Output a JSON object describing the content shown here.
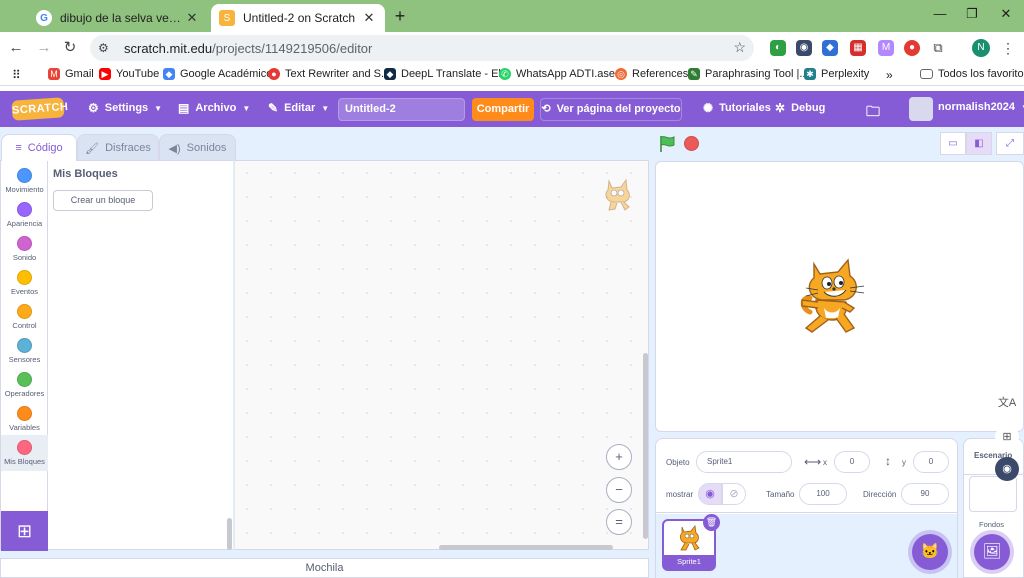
{
  "browser": {
    "tabs": [
      {
        "title": "dibujo de la selva venezolana p",
        "favicon": "google-icon"
      },
      {
        "title": "Untitled-2 on Scratch",
        "favicon": "scratch-icon"
      }
    ],
    "url_host": "scratch.mit.edu",
    "url_path": "/projects/1149219506/editor",
    "profile_initial": "N"
  },
  "bookmarks": [
    {
      "label": "Gmail",
      "icon": "gmail-icon",
      "color": "#ea4335"
    },
    {
      "label": "YouTube",
      "icon": "youtube-icon",
      "color": "#ff0000"
    },
    {
      "label": "Google Académico",
      "icon": "scholar-icon",
      "color": "#4285f4"
    },
    {
      "label": "Text Rewriter and S...",
      "icon": "rewriter-icon",
      "color": "#e53935"
    },
    {
      "label": "DeepL Translate - El...",
      "icon": "deepl-icon",
      "color": "#0f2b46"
    },
    {
      "label": "WhatsApp ADTI.ase...",
      "icon": "whatsapp-icon",
      "color": "#25d366"
    },
    {
      "label": "References",
      "icon": "references-icon",
      "color": "#f06a35"
    },
    {
      "label": "Paraphrasing Tool |...",
      "icon": "paraphrase-icon",
      "color": "#2e7d32"
    },
    {
      "label": "Perplexity",
      "icon": "perplexity-icon",
      "color": "#20808d"
    }
  ],
  "bookmarks_more": "»",
  "bookmarks_all": "Todos los favoritos",
  "menu": {
    "logo": "SCRATCH",
    "settings": "Settings",
    "file": "Archivo",
    "edit": "Editar",
    "project_name": "Untitled-2",
    "share": "Compartir",
    "see_project": "Ver página del proyecto",
    "tutorials": "Tutoriales",
    "debug": "Debug",
    "username": "normalish2024"
  },
  "editor_tabs": [
    {
      "label": "Código",
      "icon": "code-icon"
    },
    {
      "label": "Disfraces",
      "icon": "brush-icon"
    },
    {
      "label": "Sonidos",
      "icon": "speaker-icon"
    }
  ],
  "categories": [
    {
      "label": "Movimiento",
      "color": "#4c97ff"
    },
    {
      "label": "Apariencia",
      "color": "#9966ff"
    },
    {
      "label": "Sonido",
      "color": "#cf63cf"
    },
    {
      "label": "Eventos",
      "color": "#ffbf00"
    },
    {
      "label": "Control",
      "color": "#ffab19"
    },
    {
      "label": "Sensores",
      "color": "#5cb1d6"
    },
    {
      "label": "Operadores",
      "color": "#59c059"
    },
    {
      "label": "Variables",
      "color": "#ff8c1a"
    },
    {
      "label": "Mis Bloques",
      "color": "#ff6680"
    }
  ],
  "palette": {
    "title": "Mis Bloques",
    "make_block": "Crear un bloque"
  },
  "zoom": {
    "in": "+",
    "out": "−",
    "reset": "="
  },
  "backpack": "Mochila",
  "sprite_info": {
    "sprite_label": "Objeto",
    "sprite_name": "Sprite1",
    "x_label": "x",
    "x_value": "0",
    "y_label": "y",
    "y_value": "0",
    "show_label": "mostrar",
    "size_label": "Tamaño",
    "size_value": "100",
    "direction_label": "Dirección",
    "direction_value": "90"
  },
  "sprites": [
    {
      "name": "Sprite1"
    }
  ],
  "stage_pane": {
    "title": "Escenario",
    "backdrops": "Fondos"
  },
  "colors": {
    "accent": "#855cd6",
    "share": "#ff8c1a",
    "flag": "#4cbf56",
    "stop": "#ec5959"
  }
}
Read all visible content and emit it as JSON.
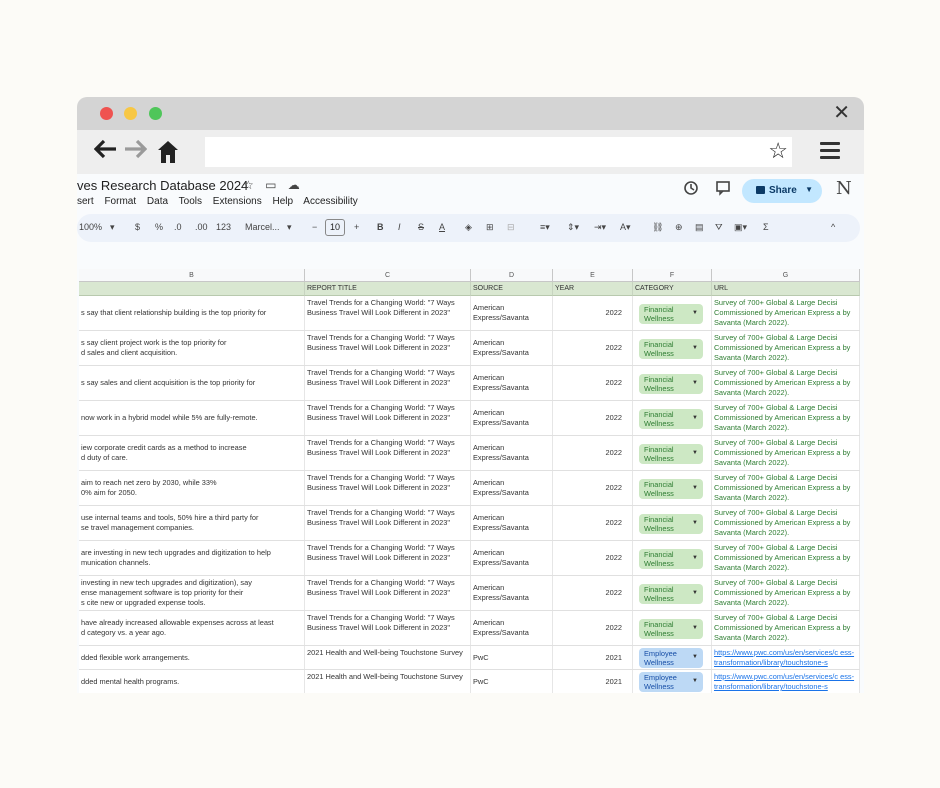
{
  "window": {
    "close_glyph": "✕"
  },
  "browser": {
    "back_glyph": "🡐",
    "forward_glyph": "🡒",
    "star_glyph": "☆",
    "url": ""
  },
  "sheets": {
    "doc_title": "ves Research Database 2024",
    "menus": [
      "sert",
      "Format",
      "Data",
      "Tools",
      "Extensions",
      "Help",
      "Accessibility"
    ],
    "share_label": "Share",
    "logo_letter": "N",
    "toolbar": {
      "zoom": "100%",
      "currency": "$",
      "percent": "%",
      "dec_dec": ".0",
      "dec_inc": ".00",
      "number_format": "123",
      "font": "Marcel...",
      "font_size": "10",
      "minus": "−",
      "plus": "+",
      "bold": "B",
      "italic": "I",
      "strike": "S",
      "text_color": "A",
      "functions": "Σ",
      "collapse": "^"
    },
    "columns": {
      "B": "B",
      "C": "C",
      "D": "D",
      "E": "E",
      "F": "F",
      "G": "G"
    },
    "headers": {
      "B": "",
      "C": "REPORT TITLE",
      "D": "SOURCE",
      "E": "YEAR",
      "F": "CATEGORY",
      "G": "URL"
    },
    "colors": {
      "financial_chip": "#cde8c4",
      "employee_chip": "#bdd9f5",
      "header_row": "#d9e7d1"
    },
    "rows": [
      {
        "b": "s say that client relationship building is the top priority for",
        "c": "Travel Trends for a Changing World: \"7 Ways Business Travel Will Look Different in 2023\"",
        "d": "American Express/Savanta",
        "e": "2022",
        "f": "Financial Wellness",
        "g": "Survey of 700+ Global & Large Decisi Commissioned by American Express a by Savanta (March 2022)."
      },
      {
        "b": "s say client project work is the top priority for\nd sales and client acquisition.",
        "c": "Travel Trends for a Changing World: \"7 Ways Business Travel Will Look Different in 2023\"",
        "d": "American Express/Savanta",
        "e": "2022",
        "f": "Financial Wellness",
        "g": "Survey of 700+ Global & Large Decisi Commissioned by American Express a by Savanta (March 2022)."
      },
      {
        "b": "s say sales and client acquisition is the top priority for",
        "c": "Travel Trends for a Changing World: \"7 Ways Business Travel Will Look Different in 2023\"",
        "d": "American Express/Savanta",
        "e": "2022",
        "f": "Financial Wellness",
        "g": "Survey of 700+ Global & Large Decisi Commissioned by American Express a by Savanta (March 2022)."
      },
      {
        "b": "now work in a hybrid model while 5% are fully-remote.",
        "c": "Travel Trends for a Changing World: \"7 Ways Business Travel Will Look Different in 2023\"",
        "d": "American Express/Savanta",
        "e": "2022",
        "f": "Financial Wellness",
        "g": "Survey of 700+ Global & Large Decisi Commissioned by American Express a by Savanta (March 2022)."
      },
      {
        "b": "iew corporate credit cards as a method to increase\nd duty of care.",
        "c": "Travel Trends for a Changing World: \"7 Ways Business Travel Will Look Different in 2023\"",
        "d": "American Express/Savanta",
        "e": "2022",
        "f": "Financial Wellness",
        "g": "Survey of 700+ Global & Large Decisi Commissioned by American Express a by Savanta (March 2022)."
      },
      {
        "b": "aim to reach net zero by 2030, while 33%\n0% aim for 2050.",
        "c": "Travel Trends for a Changing World: \"7 Ways Business Travel Will Look Different in 2023\"",
        "d": "American Express/Savanta",
        "e": "2022",
        "f": "Financial Wellness",
        "g": "Survey of 700+ Global & Large Decisi Commissioned by American Express a by Savanta (March 2022)."
      },
      {
        "b": "use internal teams and tools, 50% hire a third party for\nse travel management companies.",
        "c": "Travel Trends for a Changing World: \"7 Ways Business Travel Will Look Different in 2023\"",
        "d": "American Express/Savanta",
        "e": "2022",
        "f": "Financial Wellness",
        "g": "Survey of 700+ Global & Large Decisi Commissioned by American Express a by Savanta (March 2022)."
      },
      {
        "b": "are investing in new tech upgrades and digitization to help\nmunication channels.",
        "c": "Travel Trends for a Changing World: \"7 Ways Business Travel Will Look Different in 2023\"",
        "d": "American Express/Savanta",
        "e": "2022",
        "f": "Financial Wellness",
        "g": "Survey of 700+ Global & Large Decisi Commissioned by American Express a by Savanta (March 2022)."
      },
      {
        "b": "investing in new tech upgrades and digitization), say\nense management software is top priority for their\ns cite new or upgraded expense tools.",
        "c": "Travel Trends for a Changing World: \"7 Ways Business Travel Will Look Different in 2023\"",
        "d": "American Express/Savanta",
        "e": "2022",
        "f": "Financial Wellness",
        "g": "Survey of 700+ Global & Large Decisi Commissioned by American Express a by Savanta (March 2022)."
      },
      {
        "b": "have already increased allowable expenses across at least\nd category vs. a year ago.",
        "c": "Travel Trends for a Changing World: \"7 Ways Business Travel Will Look Different in 2023\"",
        "d": "American Express/Savanta",
        "e": "2022",
        "f": "Financial Wellness",
        "g": "Survey of 700+ Global & Large Decisi Commissioned by American Express a by Savanta (March 2022)."
      },
      {
        "b": "dded flexible work arrangements.",
        "c": "2021 Health and Well-being Touchstone Survey",
        "d": "PwC",
        "e": "2021",
        "f": "Employee Wellness",
        "g": "https://www.pwc.com/us/en/services/c ess-transformation/library/touchstone-s"
      },
      {
        "b": "dded mental health programs.",
        "c": "2021 Health and Well-being Touchstone Survey",
        "d": "PwC",
        "e": "2021",
        "f": "Employee Wellness",
        "g": "https://www.pwc.com/us/en/services/c ess-transformation/library/touchstone-s"
      }
    ]
  }
}
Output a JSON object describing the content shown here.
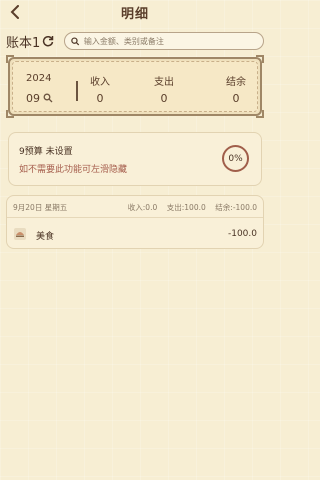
{
  "header": {
    "title": "明细"
  },
  "book": {
    "name": "账本1"
  },
  "search": {
    "placeholder": "输入金额、类别或备注"
  },
  "summary": {
    "year": "2024",
    "month": "09",
    "income_label": "收入",
    "income_value": "0",
    "expense_label": "支出",
    "expense_value": "0",
    "balance_label": "结余",
    "balance_value": "0"
  },
  "budget": {
    "title": "9预算 未设置",
    "hint": "如不需要此功能可左滑隐藏",
    "percent": "0%"
  },
  "day_group": {
    "date": "9月20日 星期五",
    "stats": "收入:0.0    支出:100.0    结余:-100.0",
    "entry": {
      "icon": "food-icon",
      "category": "美食",
      "amount": "-100.0"
    }
  },
  "colors": {
    "background": "#f7eed3",
    "card_border": "#9f8766",
    "accent_red": "#a05e4a",
    "text": "#5a3e2b"
  }
}
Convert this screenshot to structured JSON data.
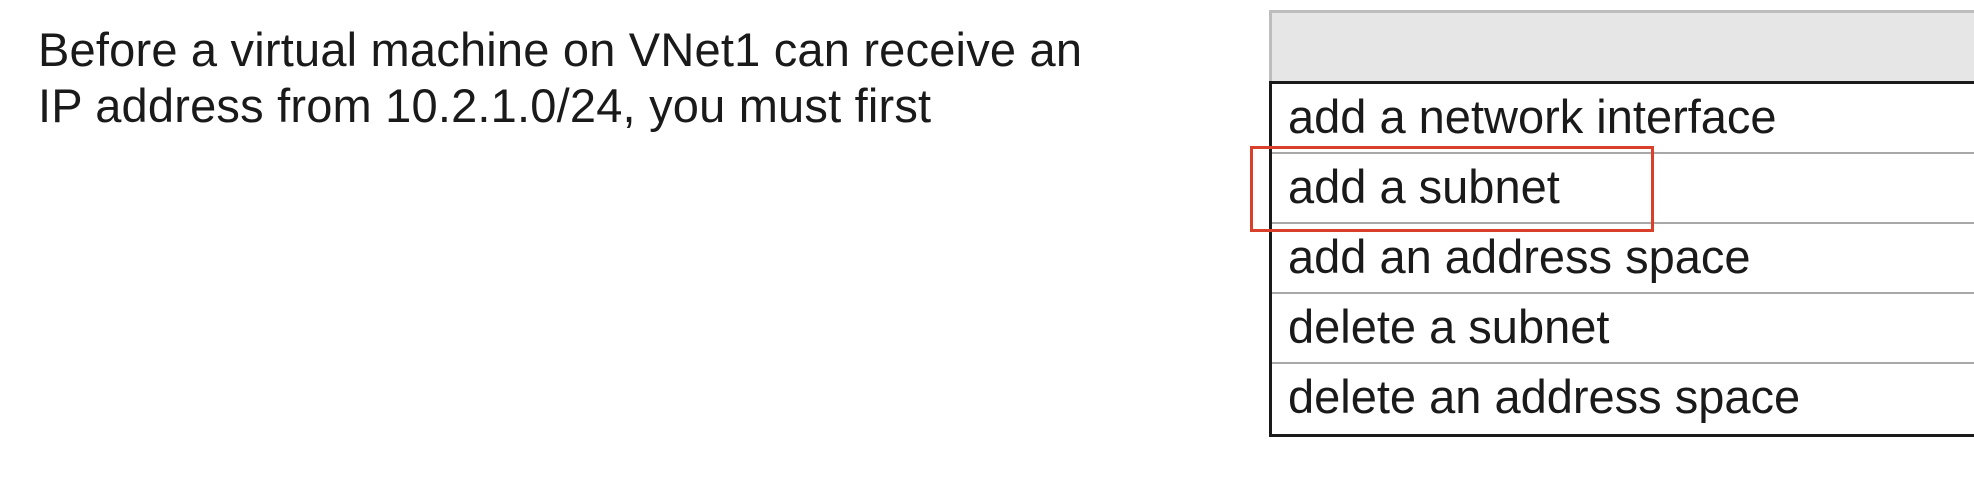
{
  "question": {
    "line1": "Before a virtual machine on VNet1 can receive an",
    "line2": "IP address from 10.2.1.0/24, you must first"
  },
  "dropdown": {
    "selected": "",
    "options": [
      "add a network interface",
      "add a subnet",
      "add an address space",
      "delete a subnet",
      "delete an address space"
    ],
    "highlighted_option": "add a subnet"
  },
  "colors": {
    "highlight_border": "#d9402b",
    "dropdown_header_bg": "#e6e6e6"
  }
}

□ □ □ □

WORK REQUIRED
Search the lines for "while". Copy each line that has it.

RESULT
        "b": "now work in a hybrid model while 5% are fully-remote.",
        "b": "aim to reach net zero by 2030, while 33%\n0% aim for 2050.",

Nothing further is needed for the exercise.